Copy all lines in which the word "Surface" can be found.

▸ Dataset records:
● ● ● ● ●

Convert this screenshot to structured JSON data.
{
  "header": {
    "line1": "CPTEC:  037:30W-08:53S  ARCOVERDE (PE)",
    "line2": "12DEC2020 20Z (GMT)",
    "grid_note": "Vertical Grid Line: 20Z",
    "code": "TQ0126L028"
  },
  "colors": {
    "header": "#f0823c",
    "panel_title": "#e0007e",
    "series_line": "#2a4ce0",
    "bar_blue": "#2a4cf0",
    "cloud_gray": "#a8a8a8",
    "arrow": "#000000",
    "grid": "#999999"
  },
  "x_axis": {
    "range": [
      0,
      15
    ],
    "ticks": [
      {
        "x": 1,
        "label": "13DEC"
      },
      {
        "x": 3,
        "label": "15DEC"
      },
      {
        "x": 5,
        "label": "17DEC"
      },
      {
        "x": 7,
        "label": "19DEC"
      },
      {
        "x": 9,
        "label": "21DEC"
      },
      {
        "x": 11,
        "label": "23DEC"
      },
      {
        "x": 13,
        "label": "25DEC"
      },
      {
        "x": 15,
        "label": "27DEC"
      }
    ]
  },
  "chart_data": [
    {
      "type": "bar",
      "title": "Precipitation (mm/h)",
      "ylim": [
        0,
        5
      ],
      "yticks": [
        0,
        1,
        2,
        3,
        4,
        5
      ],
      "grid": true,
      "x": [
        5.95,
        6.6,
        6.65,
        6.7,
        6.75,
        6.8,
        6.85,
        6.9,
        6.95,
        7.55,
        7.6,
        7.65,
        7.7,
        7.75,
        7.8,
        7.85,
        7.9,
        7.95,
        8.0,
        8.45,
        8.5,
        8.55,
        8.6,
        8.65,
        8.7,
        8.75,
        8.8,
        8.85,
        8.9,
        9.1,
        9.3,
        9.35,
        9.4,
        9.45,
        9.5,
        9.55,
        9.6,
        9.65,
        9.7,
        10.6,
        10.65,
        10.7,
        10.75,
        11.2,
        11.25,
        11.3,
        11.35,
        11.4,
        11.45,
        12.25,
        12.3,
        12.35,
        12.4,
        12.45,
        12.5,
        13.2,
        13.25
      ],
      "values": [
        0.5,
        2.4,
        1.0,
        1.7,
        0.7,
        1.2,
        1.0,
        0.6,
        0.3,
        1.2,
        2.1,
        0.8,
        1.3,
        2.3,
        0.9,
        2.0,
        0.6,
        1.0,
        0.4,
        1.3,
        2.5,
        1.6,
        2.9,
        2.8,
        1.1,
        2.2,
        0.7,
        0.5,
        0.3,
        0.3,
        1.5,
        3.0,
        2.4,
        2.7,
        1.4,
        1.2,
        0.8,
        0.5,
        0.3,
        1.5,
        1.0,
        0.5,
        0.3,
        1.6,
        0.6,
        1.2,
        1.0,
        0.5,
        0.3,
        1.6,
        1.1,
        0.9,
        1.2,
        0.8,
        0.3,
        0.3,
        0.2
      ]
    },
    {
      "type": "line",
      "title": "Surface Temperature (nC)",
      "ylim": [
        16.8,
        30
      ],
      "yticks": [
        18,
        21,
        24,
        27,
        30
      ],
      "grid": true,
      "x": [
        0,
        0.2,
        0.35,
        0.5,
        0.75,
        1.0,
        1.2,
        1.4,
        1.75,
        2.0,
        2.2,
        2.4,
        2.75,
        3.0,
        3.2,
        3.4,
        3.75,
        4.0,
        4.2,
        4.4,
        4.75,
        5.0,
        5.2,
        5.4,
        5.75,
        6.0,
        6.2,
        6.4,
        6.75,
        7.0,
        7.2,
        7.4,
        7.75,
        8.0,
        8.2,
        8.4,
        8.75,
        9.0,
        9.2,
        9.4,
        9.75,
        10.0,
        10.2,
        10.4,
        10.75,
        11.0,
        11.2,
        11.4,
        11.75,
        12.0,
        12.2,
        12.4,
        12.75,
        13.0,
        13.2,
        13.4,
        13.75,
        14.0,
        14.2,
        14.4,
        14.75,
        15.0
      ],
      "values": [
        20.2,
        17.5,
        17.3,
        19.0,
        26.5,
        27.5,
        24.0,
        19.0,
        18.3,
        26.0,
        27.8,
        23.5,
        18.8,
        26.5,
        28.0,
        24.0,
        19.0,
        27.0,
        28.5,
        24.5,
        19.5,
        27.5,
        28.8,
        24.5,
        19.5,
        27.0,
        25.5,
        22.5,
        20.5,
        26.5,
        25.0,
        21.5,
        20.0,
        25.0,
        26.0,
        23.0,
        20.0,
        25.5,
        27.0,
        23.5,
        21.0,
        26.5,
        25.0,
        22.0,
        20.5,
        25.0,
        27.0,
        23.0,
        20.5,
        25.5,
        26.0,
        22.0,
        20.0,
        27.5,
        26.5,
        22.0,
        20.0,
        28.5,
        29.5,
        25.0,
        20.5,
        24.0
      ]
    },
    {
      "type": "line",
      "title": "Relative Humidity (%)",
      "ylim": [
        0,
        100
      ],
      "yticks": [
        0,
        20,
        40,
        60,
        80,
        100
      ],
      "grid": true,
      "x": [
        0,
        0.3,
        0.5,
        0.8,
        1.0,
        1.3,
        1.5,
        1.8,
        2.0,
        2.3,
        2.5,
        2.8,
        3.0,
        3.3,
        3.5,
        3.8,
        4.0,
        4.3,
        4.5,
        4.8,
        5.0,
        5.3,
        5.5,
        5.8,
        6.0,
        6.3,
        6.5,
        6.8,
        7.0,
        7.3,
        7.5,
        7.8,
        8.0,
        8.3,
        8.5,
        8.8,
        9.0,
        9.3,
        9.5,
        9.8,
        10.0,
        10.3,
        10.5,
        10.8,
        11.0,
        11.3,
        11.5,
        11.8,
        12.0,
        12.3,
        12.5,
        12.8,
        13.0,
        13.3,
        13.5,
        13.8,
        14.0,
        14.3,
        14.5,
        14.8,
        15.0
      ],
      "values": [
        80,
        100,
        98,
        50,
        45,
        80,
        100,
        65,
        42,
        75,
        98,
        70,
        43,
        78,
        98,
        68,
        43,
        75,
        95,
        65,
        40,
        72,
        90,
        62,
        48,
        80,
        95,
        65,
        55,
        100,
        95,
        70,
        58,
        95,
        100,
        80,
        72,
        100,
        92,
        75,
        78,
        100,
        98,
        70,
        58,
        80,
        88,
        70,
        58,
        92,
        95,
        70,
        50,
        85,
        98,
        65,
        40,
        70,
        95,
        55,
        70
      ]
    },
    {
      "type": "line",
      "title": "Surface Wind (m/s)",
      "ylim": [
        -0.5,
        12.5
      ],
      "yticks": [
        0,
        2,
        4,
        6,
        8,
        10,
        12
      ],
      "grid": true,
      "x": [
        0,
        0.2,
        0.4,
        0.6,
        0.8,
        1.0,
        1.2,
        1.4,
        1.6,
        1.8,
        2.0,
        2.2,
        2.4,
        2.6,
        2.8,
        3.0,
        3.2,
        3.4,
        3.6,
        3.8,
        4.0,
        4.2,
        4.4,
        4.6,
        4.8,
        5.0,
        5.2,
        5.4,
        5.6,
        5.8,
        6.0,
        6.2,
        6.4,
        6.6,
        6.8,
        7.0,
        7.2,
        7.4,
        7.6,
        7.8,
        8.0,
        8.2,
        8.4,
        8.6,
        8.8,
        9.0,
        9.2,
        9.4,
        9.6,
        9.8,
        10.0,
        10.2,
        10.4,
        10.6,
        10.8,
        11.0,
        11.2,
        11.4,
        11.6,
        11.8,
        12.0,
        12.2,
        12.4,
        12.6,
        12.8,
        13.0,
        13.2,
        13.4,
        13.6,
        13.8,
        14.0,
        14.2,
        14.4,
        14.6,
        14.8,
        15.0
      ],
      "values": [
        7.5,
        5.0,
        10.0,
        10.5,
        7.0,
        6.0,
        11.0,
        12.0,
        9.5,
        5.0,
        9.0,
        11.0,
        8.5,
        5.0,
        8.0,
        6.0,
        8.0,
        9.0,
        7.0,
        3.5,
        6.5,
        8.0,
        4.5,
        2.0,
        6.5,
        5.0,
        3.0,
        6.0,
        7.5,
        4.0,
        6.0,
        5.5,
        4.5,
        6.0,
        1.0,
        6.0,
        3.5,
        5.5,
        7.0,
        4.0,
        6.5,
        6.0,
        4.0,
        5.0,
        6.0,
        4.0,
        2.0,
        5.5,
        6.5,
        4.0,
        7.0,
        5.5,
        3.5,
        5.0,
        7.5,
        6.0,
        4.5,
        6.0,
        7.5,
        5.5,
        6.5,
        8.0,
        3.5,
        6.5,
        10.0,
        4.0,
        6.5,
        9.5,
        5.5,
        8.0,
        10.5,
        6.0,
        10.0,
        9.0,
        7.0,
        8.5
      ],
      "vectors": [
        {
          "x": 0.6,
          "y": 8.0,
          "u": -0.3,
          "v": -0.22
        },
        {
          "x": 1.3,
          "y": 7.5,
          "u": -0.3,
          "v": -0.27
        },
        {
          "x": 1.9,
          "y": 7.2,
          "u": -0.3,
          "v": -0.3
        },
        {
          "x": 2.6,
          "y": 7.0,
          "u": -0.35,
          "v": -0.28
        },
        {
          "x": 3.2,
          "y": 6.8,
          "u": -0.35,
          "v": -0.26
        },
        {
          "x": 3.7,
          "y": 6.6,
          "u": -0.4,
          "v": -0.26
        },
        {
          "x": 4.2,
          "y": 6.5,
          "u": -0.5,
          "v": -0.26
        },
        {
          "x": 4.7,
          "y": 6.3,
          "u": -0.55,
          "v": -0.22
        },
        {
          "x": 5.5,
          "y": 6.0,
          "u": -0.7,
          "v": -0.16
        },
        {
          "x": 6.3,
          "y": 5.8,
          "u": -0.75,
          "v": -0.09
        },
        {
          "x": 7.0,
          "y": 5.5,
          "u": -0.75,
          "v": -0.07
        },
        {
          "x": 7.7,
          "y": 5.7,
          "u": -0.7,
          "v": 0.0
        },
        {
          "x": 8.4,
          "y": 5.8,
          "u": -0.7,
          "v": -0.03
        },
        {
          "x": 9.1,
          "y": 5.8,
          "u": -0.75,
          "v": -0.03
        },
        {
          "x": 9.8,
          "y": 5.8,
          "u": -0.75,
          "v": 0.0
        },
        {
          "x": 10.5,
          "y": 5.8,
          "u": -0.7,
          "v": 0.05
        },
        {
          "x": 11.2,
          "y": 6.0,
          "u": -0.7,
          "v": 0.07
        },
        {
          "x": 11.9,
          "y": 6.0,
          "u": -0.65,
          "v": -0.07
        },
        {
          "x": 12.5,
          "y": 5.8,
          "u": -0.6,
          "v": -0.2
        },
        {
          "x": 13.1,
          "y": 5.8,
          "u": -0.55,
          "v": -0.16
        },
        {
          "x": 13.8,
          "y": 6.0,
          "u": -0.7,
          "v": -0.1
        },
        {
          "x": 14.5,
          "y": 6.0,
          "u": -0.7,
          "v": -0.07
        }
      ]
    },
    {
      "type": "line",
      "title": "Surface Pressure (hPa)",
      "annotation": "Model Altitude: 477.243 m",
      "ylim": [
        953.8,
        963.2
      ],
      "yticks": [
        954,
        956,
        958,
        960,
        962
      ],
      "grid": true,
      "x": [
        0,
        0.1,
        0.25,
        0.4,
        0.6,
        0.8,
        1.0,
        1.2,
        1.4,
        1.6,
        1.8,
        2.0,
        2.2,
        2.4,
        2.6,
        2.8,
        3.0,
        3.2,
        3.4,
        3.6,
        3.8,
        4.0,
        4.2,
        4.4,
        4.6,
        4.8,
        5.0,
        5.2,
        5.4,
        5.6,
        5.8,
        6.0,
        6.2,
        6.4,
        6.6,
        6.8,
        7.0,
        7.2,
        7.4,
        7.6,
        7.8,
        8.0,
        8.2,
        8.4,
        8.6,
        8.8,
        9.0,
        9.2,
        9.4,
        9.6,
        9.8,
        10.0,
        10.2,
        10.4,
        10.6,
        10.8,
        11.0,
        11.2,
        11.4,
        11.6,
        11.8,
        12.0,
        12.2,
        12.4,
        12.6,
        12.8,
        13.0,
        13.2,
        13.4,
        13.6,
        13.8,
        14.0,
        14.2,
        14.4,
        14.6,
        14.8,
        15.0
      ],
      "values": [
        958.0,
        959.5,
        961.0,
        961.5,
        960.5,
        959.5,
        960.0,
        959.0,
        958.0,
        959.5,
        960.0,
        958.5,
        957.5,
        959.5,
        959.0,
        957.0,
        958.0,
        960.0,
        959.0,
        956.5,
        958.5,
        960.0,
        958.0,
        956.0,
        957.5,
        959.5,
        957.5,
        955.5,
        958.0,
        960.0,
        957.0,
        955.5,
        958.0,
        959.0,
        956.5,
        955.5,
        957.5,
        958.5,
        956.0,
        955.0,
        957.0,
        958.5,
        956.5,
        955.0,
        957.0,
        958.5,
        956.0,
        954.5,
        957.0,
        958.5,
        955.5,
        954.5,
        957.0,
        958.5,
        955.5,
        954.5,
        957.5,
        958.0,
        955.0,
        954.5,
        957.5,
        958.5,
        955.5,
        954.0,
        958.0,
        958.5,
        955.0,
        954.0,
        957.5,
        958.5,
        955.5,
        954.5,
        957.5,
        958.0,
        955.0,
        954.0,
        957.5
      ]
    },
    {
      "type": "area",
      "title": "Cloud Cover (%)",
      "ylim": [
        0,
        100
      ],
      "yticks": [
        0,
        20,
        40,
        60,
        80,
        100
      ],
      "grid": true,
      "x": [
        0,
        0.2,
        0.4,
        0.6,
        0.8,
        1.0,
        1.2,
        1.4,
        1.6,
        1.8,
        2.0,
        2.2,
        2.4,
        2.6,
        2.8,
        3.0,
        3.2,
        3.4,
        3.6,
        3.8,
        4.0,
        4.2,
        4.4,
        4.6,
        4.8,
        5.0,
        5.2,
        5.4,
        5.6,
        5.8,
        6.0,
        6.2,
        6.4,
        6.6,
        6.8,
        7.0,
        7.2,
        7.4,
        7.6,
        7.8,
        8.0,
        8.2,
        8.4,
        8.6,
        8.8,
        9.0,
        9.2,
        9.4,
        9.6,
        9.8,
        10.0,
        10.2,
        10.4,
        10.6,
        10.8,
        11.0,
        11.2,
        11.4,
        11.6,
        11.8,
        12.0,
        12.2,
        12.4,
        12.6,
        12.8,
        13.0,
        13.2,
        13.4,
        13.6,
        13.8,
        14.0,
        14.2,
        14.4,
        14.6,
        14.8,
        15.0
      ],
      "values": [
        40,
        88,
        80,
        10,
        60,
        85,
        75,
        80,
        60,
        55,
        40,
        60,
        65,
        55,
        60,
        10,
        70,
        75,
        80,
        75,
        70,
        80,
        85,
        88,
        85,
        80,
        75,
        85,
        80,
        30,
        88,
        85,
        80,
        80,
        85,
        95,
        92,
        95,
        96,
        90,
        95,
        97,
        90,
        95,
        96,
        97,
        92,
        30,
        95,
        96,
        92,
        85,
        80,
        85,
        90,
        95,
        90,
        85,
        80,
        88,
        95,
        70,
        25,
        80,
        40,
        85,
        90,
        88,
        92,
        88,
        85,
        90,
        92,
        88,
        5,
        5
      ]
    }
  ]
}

● ● ● ● ●

▸ Response:
      "title": "Surface Temperature (nC)",
      "title": "Surface Wind (m/s)",
      "title": "Surface Pressure (hPa)",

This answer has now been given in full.